▸ Task:
Copy out each line of the material below with no changes.

-- Begin Data extract --

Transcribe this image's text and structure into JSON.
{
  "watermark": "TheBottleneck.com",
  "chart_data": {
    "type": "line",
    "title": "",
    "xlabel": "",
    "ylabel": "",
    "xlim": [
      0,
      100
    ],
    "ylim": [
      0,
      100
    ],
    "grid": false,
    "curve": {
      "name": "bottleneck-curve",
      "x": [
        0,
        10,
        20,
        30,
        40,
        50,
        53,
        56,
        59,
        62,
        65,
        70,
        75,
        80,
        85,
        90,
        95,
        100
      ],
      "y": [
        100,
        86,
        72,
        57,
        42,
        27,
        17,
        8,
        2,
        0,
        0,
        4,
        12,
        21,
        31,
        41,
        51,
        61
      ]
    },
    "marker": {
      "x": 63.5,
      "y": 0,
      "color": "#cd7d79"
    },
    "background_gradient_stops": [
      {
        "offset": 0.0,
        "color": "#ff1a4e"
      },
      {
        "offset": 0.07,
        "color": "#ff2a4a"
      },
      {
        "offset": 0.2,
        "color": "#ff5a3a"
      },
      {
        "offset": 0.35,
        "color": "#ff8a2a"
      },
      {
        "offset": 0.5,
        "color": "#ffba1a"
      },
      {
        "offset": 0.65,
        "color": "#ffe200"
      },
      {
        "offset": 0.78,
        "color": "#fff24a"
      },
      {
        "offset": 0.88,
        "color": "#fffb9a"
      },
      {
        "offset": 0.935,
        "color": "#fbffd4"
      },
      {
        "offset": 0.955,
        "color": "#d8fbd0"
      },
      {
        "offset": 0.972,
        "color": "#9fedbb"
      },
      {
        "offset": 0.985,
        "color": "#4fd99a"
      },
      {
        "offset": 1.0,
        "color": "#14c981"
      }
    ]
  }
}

-- End Data extract --

▸ Finished exercise:
Transcribe this image's text and structure into JSON.
{
  "watermark": "TheBottleneck.com",
  "chart_data": {
    "type": "line",
    "title": "",
    "xlabel": "",
    "ylabel": "",
    "xlim": [
      0,
      100
    ],
    "ylim": [
      0,
      100
    ],
    "grid": false,
    "curve": {
      "name": "bottleneck-curve",
      "x": [
        0,
        10,
        20,
        30,
        40,
        50,
        53,
        56,
        59,
        62,
        65,
        70,
        75,
        80,
        85,
        90,
        95,
        100
      ],
      "y": [
        100,
        86,
        72,
        57,
        42,
        27,
        17,
        8,
        2,
        0,
        0,
        4,
        12,
        21,
        31,
        41,
        51,
        61
      ]
    },
    "marker": {
      "x": 63.5,
      "y": 0,
      "color": "#cd7d79"
    },
    "background_gradient_stops": [
      {
        "offset": 0.0,
        "color": "#ff1a4e"
      },
      {
        "offset": 0.07,
        "color": "#ff2a4a"
      },
      {
        "offset": 0.2,
        "color": "#ff5a3a"
      },
      {
        "offset": 0.35,
        "color": "#ff8a2a"
      },
      {
        "offset": 0.5,
        "color": "#ffba1a"
      },
      {
        "offset": 0.65,
        "color": "#ffe200"
      },
      {
        "offset": 0.78,
        "color": "#fff24a"
      },
      {
        "offset": 0.88,
        "color": "#fffb9a"
      },
      {
        "offset": 0.935,
        "color": "#fbffd4"
      },
      {
        "offset": 0.955,
        "color": "#d8fbd0"
      },
      {
        "offset": 0.972,
        "color": "#9fedbb"
      },
      {
        "offset": 0.985,
        "color": "#4fd99a"
      },
      {
        "offset": 1.0,
        "color": "#14c981"
      }
    ]
  }
}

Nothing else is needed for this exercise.